- _TASK GOAL_
State how many lines of the records contain the string "sensors", and give no other information.

○ ○ ○ ○ ○

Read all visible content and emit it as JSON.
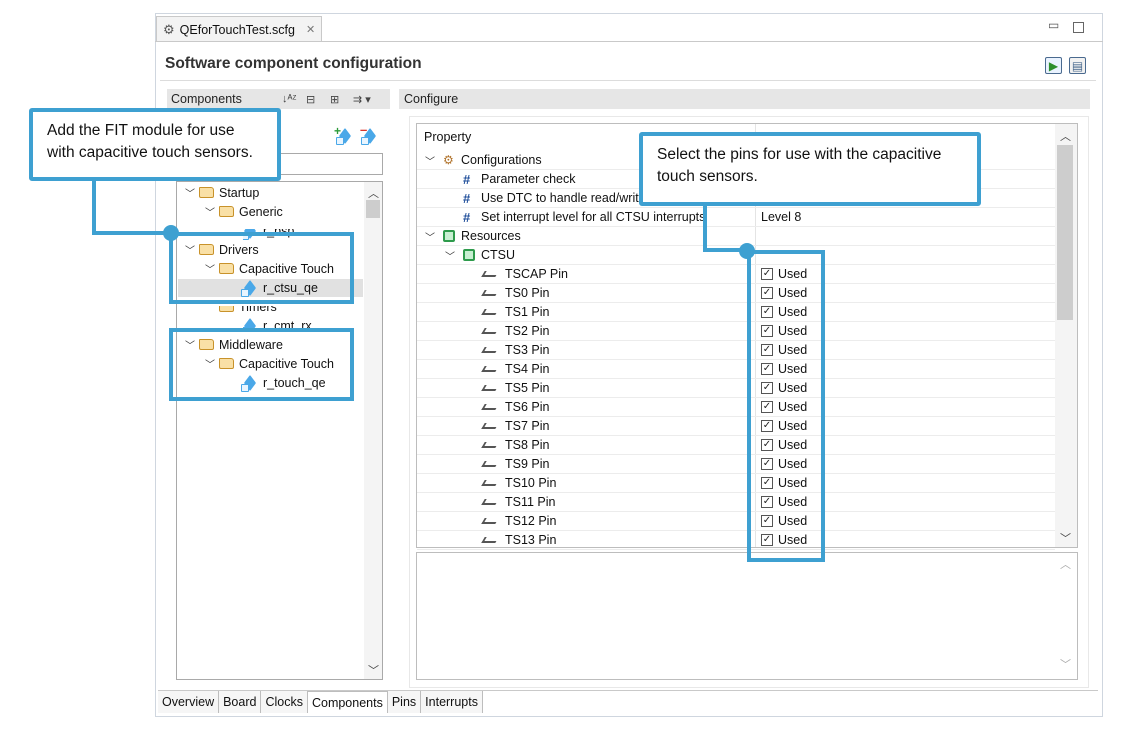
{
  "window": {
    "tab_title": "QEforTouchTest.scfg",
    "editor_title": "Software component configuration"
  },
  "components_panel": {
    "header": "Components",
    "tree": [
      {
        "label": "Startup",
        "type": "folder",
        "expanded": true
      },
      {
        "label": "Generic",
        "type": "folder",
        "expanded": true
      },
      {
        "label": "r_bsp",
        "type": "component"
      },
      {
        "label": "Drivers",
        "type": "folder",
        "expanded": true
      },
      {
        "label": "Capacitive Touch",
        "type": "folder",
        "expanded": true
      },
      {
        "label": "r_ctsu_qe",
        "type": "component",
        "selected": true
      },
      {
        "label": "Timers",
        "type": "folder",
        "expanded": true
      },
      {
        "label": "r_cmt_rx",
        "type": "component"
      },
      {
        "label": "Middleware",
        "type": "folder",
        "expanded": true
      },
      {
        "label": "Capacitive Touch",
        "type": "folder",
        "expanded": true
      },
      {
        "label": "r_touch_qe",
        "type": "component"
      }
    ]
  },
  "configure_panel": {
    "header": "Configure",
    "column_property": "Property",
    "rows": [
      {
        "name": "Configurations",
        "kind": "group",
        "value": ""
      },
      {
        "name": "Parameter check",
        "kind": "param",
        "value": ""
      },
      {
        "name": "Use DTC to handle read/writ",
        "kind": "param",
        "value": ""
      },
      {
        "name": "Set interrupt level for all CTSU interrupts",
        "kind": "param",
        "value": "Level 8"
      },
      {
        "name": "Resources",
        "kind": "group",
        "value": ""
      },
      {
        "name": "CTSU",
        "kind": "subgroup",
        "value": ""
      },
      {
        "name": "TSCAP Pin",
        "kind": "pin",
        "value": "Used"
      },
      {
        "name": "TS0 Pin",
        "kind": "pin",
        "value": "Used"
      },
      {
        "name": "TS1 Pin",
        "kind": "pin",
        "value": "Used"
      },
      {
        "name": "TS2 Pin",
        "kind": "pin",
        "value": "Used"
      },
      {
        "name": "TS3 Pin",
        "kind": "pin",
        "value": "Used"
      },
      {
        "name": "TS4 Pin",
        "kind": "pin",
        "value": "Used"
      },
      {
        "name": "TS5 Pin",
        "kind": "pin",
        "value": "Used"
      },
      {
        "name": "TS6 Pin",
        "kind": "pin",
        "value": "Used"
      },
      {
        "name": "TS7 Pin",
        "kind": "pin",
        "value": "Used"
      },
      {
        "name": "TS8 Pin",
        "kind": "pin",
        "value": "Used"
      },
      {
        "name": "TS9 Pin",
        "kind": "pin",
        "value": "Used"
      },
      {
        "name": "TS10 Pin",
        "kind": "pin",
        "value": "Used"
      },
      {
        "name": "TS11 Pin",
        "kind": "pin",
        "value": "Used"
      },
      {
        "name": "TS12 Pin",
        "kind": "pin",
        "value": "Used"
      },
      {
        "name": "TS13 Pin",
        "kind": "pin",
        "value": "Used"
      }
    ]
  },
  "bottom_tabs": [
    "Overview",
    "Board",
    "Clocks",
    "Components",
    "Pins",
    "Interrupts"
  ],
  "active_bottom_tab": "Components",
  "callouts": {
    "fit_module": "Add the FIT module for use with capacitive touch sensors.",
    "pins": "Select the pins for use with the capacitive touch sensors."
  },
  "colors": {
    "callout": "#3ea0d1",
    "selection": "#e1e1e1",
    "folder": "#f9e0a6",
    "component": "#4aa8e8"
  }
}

○ ○ ○ ○ ○

- _EXPECTED ANSWER_
2